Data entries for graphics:
******************************

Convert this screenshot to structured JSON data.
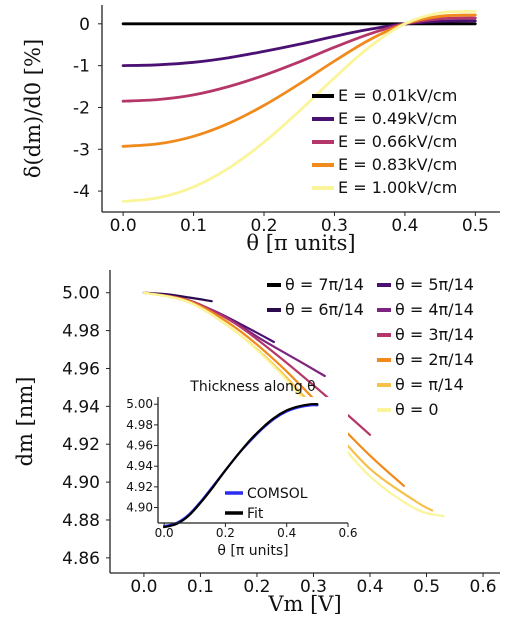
{
  "chart_data": [
    {
      "type": "line",
      "xlabel": "θ [π units]",
      "ylabel": "δ(dm)/d0 [%]",
      "xlim": [
        -0.03,
        0.535
      ],
      "ylim": [
        -4.5,
        0.45
      ],
      "xticks": [
        "0.0",
        "0.1",
        "0.2",
        "0.3",
        "0.4",
        "0.5"
      ],
      "yticks": [
        "0",
        "-1",
        "-2",
        "-3",
        "-4"
      ],
      "legend_position": "right",
      "series": [
        {
          "name": "E = 0.01kV/cm",
          "color": "#000000",
          "x": [
            0,
            0.05,
            0.1,
            0.15,
            0.2,
            0.25,
            0.3,
            0.35,
            0.4,
            0.45,
            0.5
          ],
          "y": [
            0,
            0,
            0,
            0,
            0,
            0,
            0,
            0,
            0,
            0,
            0
          ]
        },
        {
          "name": "E = 0.49kV/cm",
          "color": "#4a1072",
          "x": [
            0,
            0.05,
            0.1,
            0.15,
            0.2,
            0.25,
            0.3,
            0.35,
            0.4,
            0.45,
            0.5
          ],
          "y": [
            -1.0,
            -0.98,
            -0.92,
            -0.81,
            -0.66,
            -0.49,
            -0.3,
            -0.13,
            0.0,
            0.06,
            0.07
          ]
        },
        {
          "name": "E = 0.66kV/cm",
          "color": "#b5376a",
          "x": [
            0,
            0.05,
            0.1,
            0.15,
            0.2,
            0.25,
            0.3,
            0.35,
            0.4,
            0.45,
            0.5
          ],
          "y": [
            -1.85,
            -1.81,
            -1.7,
            -1.5,
            -1.23,
            -0.91,
            -0.56,
            -0.24,
            0.0,
            0.12,
            0.14
          ]
        },
        {
          "name": "E = 0.83kV/cm",
          "color": "#f08a1c",
          "x": [
            0,
            0.05,
            0.1,
            0.15,
            0.2,
            0.25,
            0.3,
            0.35,
            0.4,
            0.45,
            0.5
          ],
          "y": [
            -2.93,
            -2.87,
            -2.69,
            -2.38,
            -1.95,
            -1.44,
            -0.89,
            -0.38,
            0.0,
            0.18,
            0.21
          ]
        },
        {
          "name": "E = 1.00kV/cm",
          "color": "#faf59a",
          "x": [
            0,
            0.05,
            0.1,
            0.15,
            0.2,
            0.25,
            0.3,
            0.35,
            0.4,
            0.45,
            0.5
          ],
          "y": [
            -4.25,
            -4.16,
            -3.9,
            -3.45,
            -2.83,
            -2.09,
            -1.29,
            -0.55,
            0.0,
            0.26,
            0.3
          ]
        }
      ]
    },
    {
      "type": "line",
      "xlabel": "Vm [V]",
      "ylabel": "dm [nm]",
      "xlim": [
        -0.06,
        0.63
      ],
      "ylim": [
        4.852,
        5.012
      ],
      "xticks": [
        "0.0",
        "0.1",
        "0.2",
        "0.3",
        "0.4",
        "0.5",
        "0.6"
      ],
      "yticks": [
        "5.00",
        "4.98",
        "4.96",
        "4.94",
        "4.92",
        "4.90",
        "4.88",
        "4.86"
      ],
      "legend_position": "top-right",
      "series": [
        {
          "name": "θ = 7π/14",
          "color": "#000000",
          "x": [
            0,
            0.002,
            0.004,
            0.006
          ],
          "y": [
            5.0,
            4.9999,
            4.9998,
            4.9997
          ]
        },
        {
          "name": "θ = 6π/14",
          "color": "#2b0a4d",
          "x": [
            0,
            0.04,
            0.08,
            0.12
          ],
          "y": [
            5.0,
            4.9992,
            4.9975,
            4.9955
          ]
        },
        {
          "name": "θ = 5π/14",
          "color": "#4a1072",
          "x": [
            0,
            0.06,
            0.12,
            0.18,
            0.23
          ],
          "y": [
            5.0,
            4.9975,
            4.991,
            4.982,
            4.974
          ]
        },
        {
          "name": "θ = 4π/14",
          "color": "#7d2380",
          "x": [
            0,
            0.07,
            0.14,
            0.21,
            0.28,
            0.32
          ],
          "y": [
            5.0,
            4.9965,
            4.988,
            4.975,
            4.963,
            4.956
          ]
        },
        {
          "name": "θ = 3π/14",
          "color": "#b5376a",
          "x": [
            0,
            0.08,
            0.16,
            0.24,
            0.32,
            0.4
          ],
          "y": [
            5.0,
            4.996,
            4.984,
            4.966,
            4.946,
            4.925
          ]
        },
        {
          "name": "θ = 2π/14",
          "color": "#f08a1c",
          "x": [
            0,
            0.08,
            0.16,
            0.24,
            0.32,
            0.4,
            0.46
          ],
          "y": [
            5.0,
            4.9955,
            4.982,
            4.962,
            4.938,
            4.914,
            4.898
          ]
        },
        {
          "name": "θ = π/14",
          "color": "#f7c04a",
          "x": [
            0,
            0.08,
            0.16,
            0.24,
            0.32,
            0.4,
            0.48,
            0.51
          ],
          "y": [
            5.0,
            4.995,
            4.98,
            4.959,
            4.933,
            4.907,
            4.89,
            4.885
          ]
        },
        {
          "name": "θ = 0",
          "color": "#faf59a",
          "x": [
            0,
            0.08,
            0.16,
            0.24,
            0.32,
            0.4,
            0.48,
            0.53
          ],
          "y": [
            5.0,
            4.995,
            4.98,
            4.958,
            4.93,
            4.903,
            4.886,
            4.882
          ]
        }
      ]
    },
    {
      "type": "line",
      "title": "Thickness along θ",
      "xlabel": "θ [π units]",
      "ylabel": "",
      "xlim": [
        -0.02,
        0.6
      ],
      "ylim": [
        4.885,
        5.007
      ],
      "xticks": [
        "0.0",
        "0.2",
        "0.4",
        "0.6"
      ],
      "yticks": [
        "5.00",
        "4.98",
        "4.96",
        "4.94",
        "4.92",
        "4.90"
      ],
      "legend_position": "bottom-right",
      "series": [
        {
          "name": "COMSOL",
          "color": "#2a2df0",
          "x": [
            0,
            0.04,
            0.08,
            0.12,
            0.16,
            0.2,
            0.24,
            0.28,
            0.32,
            0.36,
            0.4,
            0.44,
            0.48,
            0.5
          ],
          "y": [
            4.882,
            4.885,
            4.893,
            4.906,
            4.921,
            4.936,
            4.951,
            4.964,
            4.976,
            4.986,
            4.993,
            4.997,
            4.999,
            4.999
          ]
        },
        {
          "name": "Fit",
          "color": "#000000",
          "x": [
            0,
            0.04,
            0.08,
            0.12,
            0.16,
            0.2,
            0.24,
            0.28,
            0.32,
            0.36,
            0.4,
            0.44,
            0.48,
            0.5
          ],
          "y": [
            4.881,
            4.884,
            4.892,
            4.905,
            4.92,
            4.936,
            4.951,
            4.965,
            4.977,
            4.987,
            4.994,
            4.998,
            5.0,
            5.0
          ]
        }
      ]
    }
  ]
}
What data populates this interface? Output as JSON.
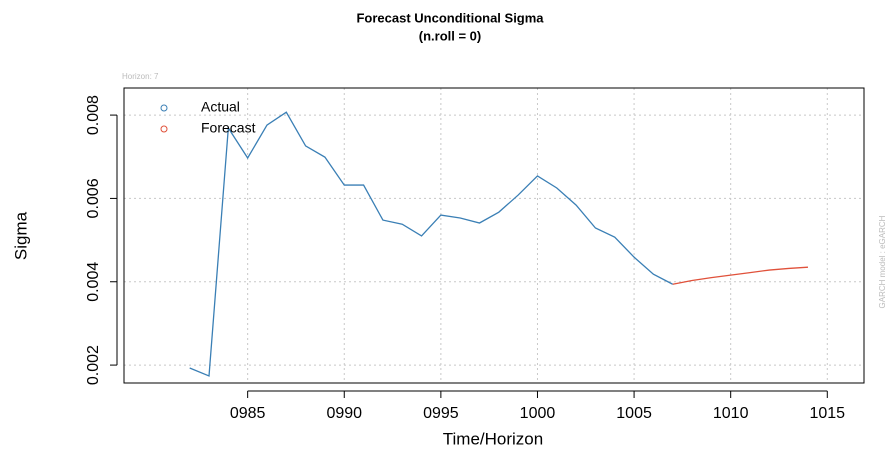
{
  "chart_data": {
    "type": "line",
    "title": "Forecast Unconditional Sigma",
    "subtitle": "(n.roll = 0)",
    "annotation": "Horizon: 7",
    "side_note": "GARCH model : eGARCH",
    "xlabel": "Time/Horizon",
    "ylabel": "Sigma",
    "x": [
      982,
      983,
      984,
      985,
      986,
      987,
      988,
      989,
      990,
      991,
      992,
      993,
      994,
      995,
      996,
      997,
      998,
      999,
      1000,
      1001,
      1002,
      1003,
      1004,
      1005,
      1006,
      1007,
      1008,
      1009,
      1010,
      1011,
      1012,
      1013,
      1014
    ],
    "series": [
      {
        "name": "Actual",
        "color": "#3a7fb5",
        "values": [
          0.00193,
          0.00174,
          0.00769,
          0.00697,
          0.00776,
          0.00807,
          0.00726,
          0.00699,
          0.00632,
          0.00632,
          0.00548,
          0.00538,
          0.0051,
          0.0056,
          0.00553,
          0.00541,
          0.00567,
          0.00608,
          0.00654,
          0.00625,
          0.00584,
          0.00529,
          0.00507,
          0.00459,
          0.00418,
          0.00394,
          null,
          null,
          null,
          null,
          null,
          null,
          null
        ]
      },
      {
        "name": "Forecast",
        "color": "#e0513a",
        "values": [
          null,
          null,
          null,
          null,
          null,
          null,
          null,
          null,
          null,
          null,
          null,
          null,
          null,
          null,
          null,
          null,
          null,
          null,
          null,
          null,
          null,
          null,
          null,
          null,
          null,
          0.00394,
          0.00403,
          0.0041,
          0.00416,
          0.00422,
          0.00428,
          0.00432,
          0.00435
        ]
      }
    ],
    "xlim": [
      978.6,
      1016.9
    ],
    "xticks": [
      {
        "value": 985,
        "label": "0985"
      },
      {
        "value": 990,
        "label": "0990"
      },
      {
        "value": 995,
        "label": "0995"
      },
      1000,
      1005,
      1010,
      1015
    ],
    "ylim": [
      0.00157,
      0.00865
    ],
    "yticks": [
      0.002,
      0.004,
      0.006,
      0.008
    ],
    "grid": true,
    "legend": "top-left"
  }
}
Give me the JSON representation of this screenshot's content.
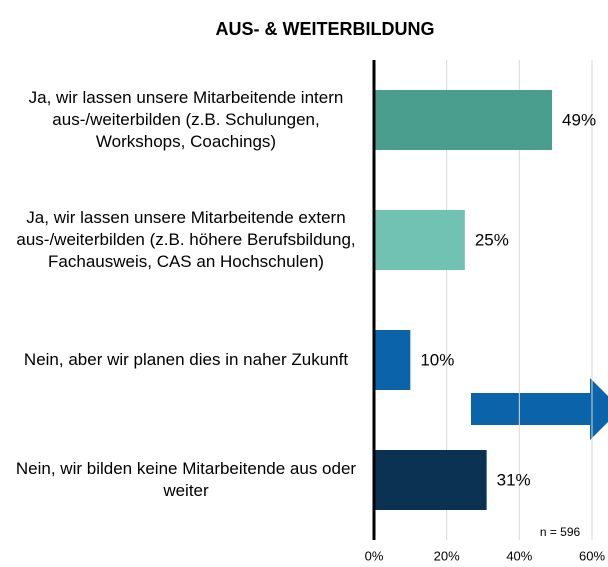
{
  "chart_data": {
    "type": "bar",
    "orientation": "horizontal",
    "title": "AUS- & WEITERBILDUNG",
    "categories": [
      "Ja, wir lassen unsere Mitarbeitende intern aus-/weiterbilden (z.B. Schulungen, Workshops, Coachings)",
      "Ja, wir lassen unsere Mitarbeitende extern aus-/weiterbilden (z.B. höhere Berufsbildung, Fachausweis, CAS an Hochschulen)",
      "Nein, aber wir planen dies in naher Zukunft",
      "Nein, wir bilden keine Mitarbeitende aus oder weiter"
    ],
    "values": [
      49,
      25,
      10,
      31
    ],
    "value_labels": [
      "49%",
      "25%",
      "10%",
      "31%"
    ],
    "colors": [
      "#4a9e8e",
      "#72c2b4",
      "#0b64a9",
      "#0b3252"
    ],
    "xlim": [
      0,
      60
    ],
    "xticks": [
      {
        "value": 0,
        "label": "0%"
      },
      {
        "value": 20,
        "label": "20%"
      },
      {
        "value": 40,
        "label": "40%"
      },
      {
        "value": 60,
        "label": "60%"
      }
    ],
    "grid": true,
    "annotation": "n = 596"
  }
}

******************************

**REQUIREMENTS:** Reproduce the lines from the line with "Give me the" through the last line of the entries exactly, including both ends and excluding pictures.

**OUTPUT FOR THIS TASK:**
Give me the JSON representation of this screenshot's content.
{
  "chart_data": {
    "type": "bar",
    "orientation": "horizontal",
    "title": "AUS- & WEITERBILDUNG",
    "categories": [
      "Ja, wir lassen unsere Mitarbeitende intern aus-/weiterbilden (z.B. Schulungen, Workshops, Coachings)",
      "Ja, wir lassen unsere Mitarbeitende extern aus-/weiterbilden (z.B. höhere Berufsbildung, Fachausweis, CAS an Hochschulen)",
      "Nein, aber wir planen dies in naher Zukunft",
      "Nein, wir bilden keine Mitarbeitende aus oder weiter"
    ],
    "values": [
      49,
      25,
      10,
      31
    ],
    "value_labels": [
      "49%",
      "25%",
      "10%",
      "31%"
    ],
    "colors": [
      "#4a9e8e",
      "#72c2b4",
      "#0b64a9",
      "#0b3252"
    ],
    "xlim": [
      0,
      60
    ],
    "xticks": [
      {
        "value": 0,
        "label": "0%"
      },
      {
        "value": 20,
        "label": "20%"
      },
      {
        "value": 40,
        "label": "40%"
      },
      {
        "value": 60,
        "label": "60%"
      }
    ],
    "grid": true,
    "annotation": "n = 596"
  }
}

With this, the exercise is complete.